RECORDS SUPPLIED –
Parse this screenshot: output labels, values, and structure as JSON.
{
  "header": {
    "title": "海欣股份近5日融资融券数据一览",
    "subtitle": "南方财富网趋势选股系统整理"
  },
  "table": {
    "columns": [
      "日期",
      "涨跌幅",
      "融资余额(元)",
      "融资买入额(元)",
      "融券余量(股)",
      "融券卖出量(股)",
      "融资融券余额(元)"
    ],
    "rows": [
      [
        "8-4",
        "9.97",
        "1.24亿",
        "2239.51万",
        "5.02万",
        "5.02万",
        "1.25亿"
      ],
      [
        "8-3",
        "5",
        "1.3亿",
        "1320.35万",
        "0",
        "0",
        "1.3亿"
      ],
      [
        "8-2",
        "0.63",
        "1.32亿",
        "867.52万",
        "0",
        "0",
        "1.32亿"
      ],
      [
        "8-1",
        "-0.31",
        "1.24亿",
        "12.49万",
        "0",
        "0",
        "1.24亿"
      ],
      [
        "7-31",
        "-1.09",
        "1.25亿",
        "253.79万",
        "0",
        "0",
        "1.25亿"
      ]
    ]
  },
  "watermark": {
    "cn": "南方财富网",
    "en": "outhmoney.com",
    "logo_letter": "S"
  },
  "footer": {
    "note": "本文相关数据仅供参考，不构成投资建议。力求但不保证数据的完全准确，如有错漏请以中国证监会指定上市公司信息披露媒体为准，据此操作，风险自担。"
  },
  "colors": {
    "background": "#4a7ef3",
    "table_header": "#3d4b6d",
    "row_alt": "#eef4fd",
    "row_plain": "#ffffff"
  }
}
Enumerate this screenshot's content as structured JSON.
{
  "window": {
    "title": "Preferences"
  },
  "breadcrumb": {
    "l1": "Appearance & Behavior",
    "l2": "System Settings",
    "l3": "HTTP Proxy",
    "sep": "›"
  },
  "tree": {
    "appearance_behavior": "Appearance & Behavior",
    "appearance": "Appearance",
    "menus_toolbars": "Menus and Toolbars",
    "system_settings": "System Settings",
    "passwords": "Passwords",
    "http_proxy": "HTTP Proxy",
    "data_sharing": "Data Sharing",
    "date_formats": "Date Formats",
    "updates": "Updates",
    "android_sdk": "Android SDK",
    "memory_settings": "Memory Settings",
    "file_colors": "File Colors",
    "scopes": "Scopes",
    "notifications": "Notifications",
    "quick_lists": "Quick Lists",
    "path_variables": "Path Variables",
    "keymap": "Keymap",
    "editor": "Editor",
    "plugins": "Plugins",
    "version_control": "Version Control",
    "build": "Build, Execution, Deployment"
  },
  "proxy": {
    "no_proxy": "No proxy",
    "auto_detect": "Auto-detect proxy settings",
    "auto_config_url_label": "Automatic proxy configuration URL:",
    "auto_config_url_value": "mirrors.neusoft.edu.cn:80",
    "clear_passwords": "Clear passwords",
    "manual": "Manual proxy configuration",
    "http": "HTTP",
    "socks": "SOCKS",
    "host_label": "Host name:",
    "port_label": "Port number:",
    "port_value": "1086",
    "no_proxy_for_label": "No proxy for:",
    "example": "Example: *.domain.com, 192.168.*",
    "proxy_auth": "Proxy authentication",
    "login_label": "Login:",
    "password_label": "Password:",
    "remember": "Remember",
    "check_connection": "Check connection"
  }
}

WORK TO DO – Only the lines from the one with "Enumerate this screenshot's" through the end of the material are wanted; copy them exactly, both ends included.

EXPECTED ANSWER –
Enumerate this screenshot's content as structured JSON.
{
  "window": {
    "title": "Preferences"
  },
  "breadcrumb": {
    "l1": "Appearance & Behavior",
    "l2": "System Settings",
    "l3": "HTTP Proxy",
    "sep": "›"
  },
  "tree": {
    "appearance_behavior": "Appearance & Behavior",
    "appearance": "Appearance",
    "menus_toolbars": "Menus and Toolbars",
    "system_settings": "System Settings",
    "passwords": "Passwords",
    "http_proxy": "HTTP Proxy",
    "data_sharing": "Data Sharing",
    "date_formats": "Date Formats",
    "updates": "Updates",
    "android_sdk": "Android SDK",
    "memory_settings": "Memory Settings",
    "file_colors": "File Colors",
    "scopes": "Scopes",
    "notifications": "Notifications",
    "quick_lists": "Quick Lists",
    "path_variables": "Path Variables",
    "keymap": "Keymap",
    "editor": "Editor",
    "plugins": "Plugins",
    "version_control": "Version Control",
    "build": "Build, Execution, Deployment"
  },
  "proxy": {
    "no_proxy": "No proxy",
    "auto_detect": "Auto-detect proxy settings",
    "auto_config_url_label": "Automatic proxy configuration URL:",
    "auto_config_url_value": "mirrors.neusoft.edu.cn:80",
    "clear_passwords": "Clear passwords",
    "manual": "Manual proxy configuration",
    "http": "HTTP",
    "socks": "SOCKS",
    "host_label": "Host name:",
    "port_label": "Port number:",
    "port_value": "1086",
    "no_proxy_for_label": "No proxy for:",
    "example": "Example: *.domain.com, 192.168.*",
    "proxy_auth": "Proxy authentication",
    "login_label": "Login:",
    "password_label": "Password:",
    "remember": "Remember",
    "check_connection": "Check connection"
  }
}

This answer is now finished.